Supplied records start

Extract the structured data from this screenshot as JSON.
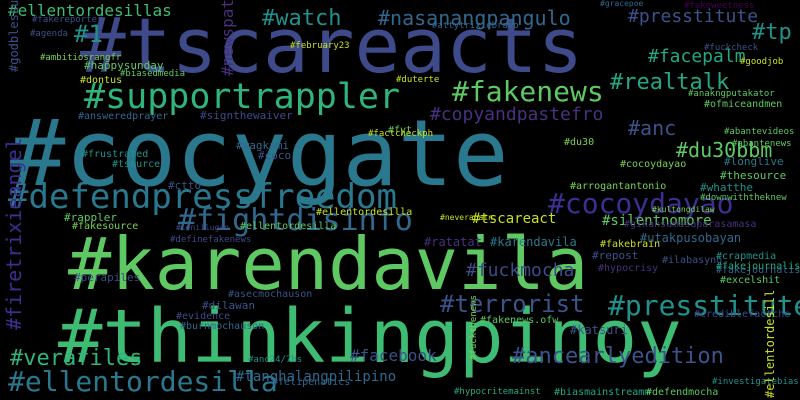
{
  "background": "#000000",
  "palette": {
    "purple": "#3b2f8f",
    "indigo": "#3e4a89",
    "blue": "#31688e",
    "teal": "#26828e",
    "green": "#1f9e89",
    "mint": "#35b779",
    "lime": "#6ece58",
    "yellow": "#c8e020"
  },
  "words": [
    {
      "text": "#cocygate",
      "color": "#2a788e"
    },
    {
      "text": "#tscareacts",
      "color": "#3e4a89"
    },
    {
      "text": "#karendavila",
      "color": "#5ec962"
    },
    {
      "text": "#thinkingpinoy",
      "color": "#3fbc73"
    },
    {
      "text": "#defendpressfreedom",
      "color": "#2a788e"
    },
    {
      "text": "#supportrappler",
      "color": "#2fb47c"
    },
    {
      "text": "#fightdisinfo",
      "color": "#31688e"
    },
    {
      "text": "#cocoydayao",
      "color": "#3b2f8f"
    },
    {
      "text": "#ellentordesilla",
      "color": "#2a788e"
    },
    {
      "text": "#fakenews",
      "color": "#5ec962"
    },
    {
      "text": "#watch",
      "color": "#21918c"
    },
    {
      "text": "#nasanangpangulo",
      "color": "#31688e"
    },
    {
      "text": "#presstitute",
      "color": "#3b528b"
    },
    {
      "text": "#presstitutes",
      "color": "#21918c"
    },
    {
      "text": "#1",
      "color": "#21918c"
    },
    {
      "text": "#realtalk",
      "color": "#22a884"
    },
    {
      "text": "#anc",
      "color": "#3b528b"
    },
    {
      "text": "#terrorist",
      "color": "#3b528b"
    },
    {
      "text": "#verafiles",
      "color": "#2fb47c"
    },
    {
      "text": "#facepalm",
      "color": "#22a884"
    },
    {
      "text": "#fuckmocha",
      "color": "#3e4a89"
    },
    {
      "text": "#copyandpastefro",
      "color": "#46327e"
    },
    {
      "text": "#ellentordesillas",
      "color": "#3fbc73"
    },
    {
      "text": "#tp",
      "color": "#21918c"
    },
    {
      "text": "#newspatrol",
      "color": "#46327e"
    },
    {
      "text": "#du30bbm",
      "color": "#5ec962"
    },
    {
      "text": "#firetrixieangel",
      "color": "#3b2f8f"
    },
    {
      "text": "#ancearlyedition",
      "color": "#3b528b"
    },
    {
      "text": "#facebook",
      "color": "#3b528b"
    },
    {
      "text": "#tanghalangpilipino",
      "color": "#31688e"
    },
    {
      "text": "#fakeweetness",
      "color": "#440154"
    },
    {
      "text": "#tscareact",
      "color": "#c8e020"
    },
    {
      "text": "#silentnomore",
      "color": "#5ec962"
    },
    {
      "text": "#katsuri",
      "color": "#3b528b"
    },
    {
      "text": "#ratatat",
      "color": "#46327e"
    },
    {
      "text": "#karendavila",
      "color": "#2a788e"
    },
    {
      "text": "#utakpusobayan",
      "color": "#31688e"
    },
    {
      "text": "#gikansamasaparasamasa",
      "color": "#46327e"
    },
    {
      "text": "#answeredprayer",
      "color": "#31688e"
    },
    {
      "text": "#wagkami",
      "color": "#31688e"
    },
    {
      "text": "#signthewaiver",
      "color": "#3e4a89"
    },
    {
      "text": "#arrogantantonio",
      "color": "#7ad151"
    },
    {
      "text": "#whatthe",
      "color": "#21918c"
    },
    {
      "text": "#thesource",
      "color": "#5ec962"
    },
    {
      "text": "#longlive",
      "color": "#2a788e"
    },
    {
      "text": "#fakejournalist",
      "color": "#31688e"
    },
    {
      "text": "#ellentordesilla",
      "color": "#c8e020"
    },
    {
      "text": "#rappler",
      "color": "#5ec962"
    },
    {
      "text": "#fakesource",
      "color": "#7ad151"
    },
    {
      "text": "#perapiles",
      "color": "#3e4a89"
    },
    {
      "text": "#dilawan",
      "color": "#3b528b"
    },
    {
      "text": "#evidence",
      "color": "#3e4a89"
    },
    {
      "text": "#burnmochauson",
      "color": "#31688e"
    },
    {
      "text": "#asecmochauson",
      "color": "#3b528b"
    },
    {
      "text": "#happysunday",
      "color": "#5ec962"
    },
    {
      "text": "#frustrated",
      "color": "#21918c"
    },
    {
      "text": "#fakebrain",
      "color": "#c8e020"
    },
    {
      "text": "#repost",
      "color": "#3b528b"
    },
    {
      "text": "#crapmedia",
      "color": "#21918c"
    },
    {
      "text": "#fakejournalists",
      "color": "#22a884"
    },
    {
      "text": "#excelshit",
      "color": "#5ec962"
    },
    {
      "text": "#ilabasyno",
      "color": "#3b528b"
    },
    {
      "text": "#hypocrisy",
      "color": "#46327e"
    },
    {
      "text": "#fakenews.ofw",
      "color": "#5ec962"
    },
    {
      "text": "#dontus",
      "color": "#c8e020"
    },
    {
      "text": "#fyt",
      "color": "#5ec962"
    },
    {
      "text": "#du30",
      "color": "#7ad151"
    },
    {
      "text": "#goodjob",
      "color": "#c8e020"
    },
    {
      "text": "#february23",
      "color": "#c8e020"
    },
    {
      "text": "#fuckcheck",
      "color": "#3b528b"
    },
    {
      "text": "#cocoydayao",
      "color": "#7ad151"
    },
    {
      "text": "#ellentordesilla",
      "color": "#5ec962"
    },
    {
      "text": "#abantenews",
      "color": "#5ec962"
    },
    {
      "text": "#ofmiceandmen",
      "color": "#5ec962"
    },
    {
      "text": "#anakngputakator",
      "color": "#5ec962"
    },
    {
      "text": "#abantevideos",
      "color": "#5ec962"
    },
    {
      "text": "#downwiththeknew",
      "color": "#5ec962"
    },
    {
      "text": "#factcheckph",
      "color": "#c8e020"
    },
    {
      "text": "#duterte",
      "color": "#c8e020"
    },
    {
      "text": "#biasmainstreamm",
      "color": "#22a884"
    },
    {
      "text": "#defendmocha",
      "color": "#5ec962"
    },
    {
      "text": "#godblessusall",
      "color": "#3b528b"
    },
    {
      "text": "#ambitiosrangfr",
      "color": "#7ad151"
    },
    {
      "text": "#fakereporter",
      "color": "#3b528b"
    },
    {
      "text": "#agenda",
      "color": "#3b528b"
    },
    {
      "text": "#gracepoe",
      "color": "#31688e"
    },
    {
      "text": "#attytrixiebravo",
      "color": "#31688e"
    },
    {
      "text": "#definefakenews",
      "color": "#3e4a89"
    },
    {
      "text": "#leniilugan",
      "color": "#3e4a89"
    },
    {
      "text": "#neveragain",
      "color": "#c8e020"
    },
    {
      "text": "#kultongdilaw",
      "color": "#7ad151"
    },
    {
      "text": "#ctto",
      "color": "#3b528b"
    },
    {
      "text": "#coco",
      "color": "#3b528b"
    },
    {
      "text": "#tsource",
      "color": "#21918c"
    },
    {
      "text": "#anc24/7bs",
      "color": "#21918c"
    },
    {
      "text": "#felipenatics",
      "color": "#31688e"
    },
    {
      "text": "#investigatebias",
      "color": "#21918c"
    },
    {
      "text": "#crediblefactche",
      "color": "#3e4a89"
    },
    {
      "text": "#ellentordesill",
      "color": "#c8e020"
    },
    {
      "text": "#hypocritemainst",
      "color": "#22a884"
    },
    {
      "text": "#fuckthenews",
      "color": "#7ad151"
    },
    {
      "text": "#biasedmedia",
      "color": "#5ec962"
    }
  ]
}
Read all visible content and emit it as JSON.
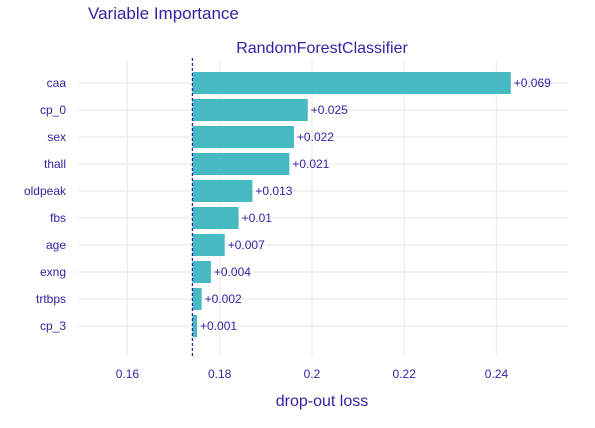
{
  "chart_data": {
    "type": "bar",
    "orientation": "horizontal",
    "title": "Variable Importance",
    "subtitle": "RandomForestClassifier",
    "xlabel": "drop-out loss",
    "ylabel": "",
    "xlim": [
      0.1493,
      0.2555
    ],
    "xticks": [
      0.16,
      0.18,
      0.2,
      0.22,
      0.24
    ],
    "xtick_labels": [
      "0.16",
      "0.18",
      "0.2",
      "0.22",
      "0.24"
    ],
    "baseline": 0.1741,
    "grid": true,
    "bar_color": "#46bac2",
    "baseline_color": "#371ea3",
    "text_color": "#371ea3",
    "categories": [
      "caa",
      "cp_0",
      "sex",
      "thall",
      "oldpeak",
      "fbs",
      "age",
      "exng",
      "trtbps",
      "cp_3"
    ],
    "values": [
      0.2431,
      0.1991,
      0.1961,
      0.1951,
      0.1871,
      0.1841,
      0.1811,
      0.1781,
      0.1761,
      0.1751
    ],
    "labels": [
      "+0.069",
      "+0.025",
      "+0.022",
      "+0.021",
      "+0.013",
      "+0.01",
      "+0.007",
      "+0.004",
      "+0.002",
      "+0.001"
    ]
  }
}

Supplied records end

State the number of lines holding the word "JSON" in the listing. Add nothing else.

2